TASK STATEMENT
Exactly reproduce the entries, dropping any pictures from your copy.
# # # # #
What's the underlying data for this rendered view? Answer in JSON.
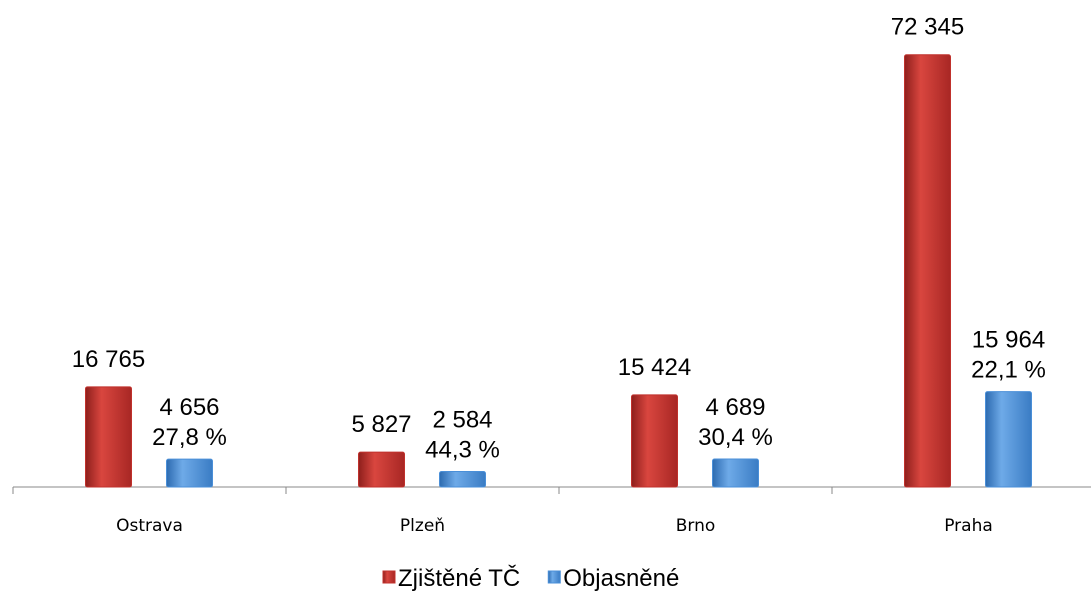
{
  "chart_data": {
    "type": "bar",
    "categories": [
      "Ostrava",
      "Plzeň",
      "Brno",
      "Praha"
    ],
    "series": [
      {
        "name": "Zjištěné TČ",
        "color": "#c0312c",
        "values": [
          16765,
          5827,
          15424,
          72345
        ],
        "value_labels": [
          "16 765",
          "5 827",
          "15 424",
          "72 345"
        ]
      },
      {
        "name": "Objasněné",
        "color": "#4a8fd8",
        "values": [
          4656,
          2584,
          4689,
          15964
        ],
        "value_labels": [
          "4 656",
          "2 584",
          "4 689",
          "15 964"
        ],
        "shares": [
          27.8,
          44.3,
          30.4,
          22.1
        ],
        "share_labels": [
          "27,8 %",
          "44,3 %",
          "30,4 %",
          "22,1 %"
        ]
      }
    ],
    "ylim": [
      0,
      80000
    ],
    "legend": "bottom"
  }
}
# # # # #
TASK RESULT
What's the underlying data for this rendered view? Answer in JSON.
{
  "chart_data": {
    "type": "bar",
    "categories": [
      "Ostrava",
      "Plzeň",
      "Brno",
      "Praha"
    ],
    "series": [
      {
        "name": "Zjištěné TČ",
        "color": "#c0312c",
        "values": [
          16765,
          5827,
          15424,
          72345
        ],
        "value_labels": [
          "16 765",
          "5 827",
          "15 424",
          "72 345"
        ]
      },
      {
        "name": "Objasněné",
        "color": "#4a8fd8",
        "values": [
          4656,
          2584,
          4689,
          15964
        ],
        "value_labels": [
          "4 656",
          "2 584",
          "4 689",
          "15 964"
        ],
        "shares": [
          27.8,
          44.3,
          30.4,
          22.1
        ],
        "share_labels": [
          "27,8 %",
          "44,3 %",
          "30,4 %",
          "22,1 %"
        ]
      }
    ],
    "ylim": [
      0,
      80000
    ],
    "legend": "bottom"
  }
}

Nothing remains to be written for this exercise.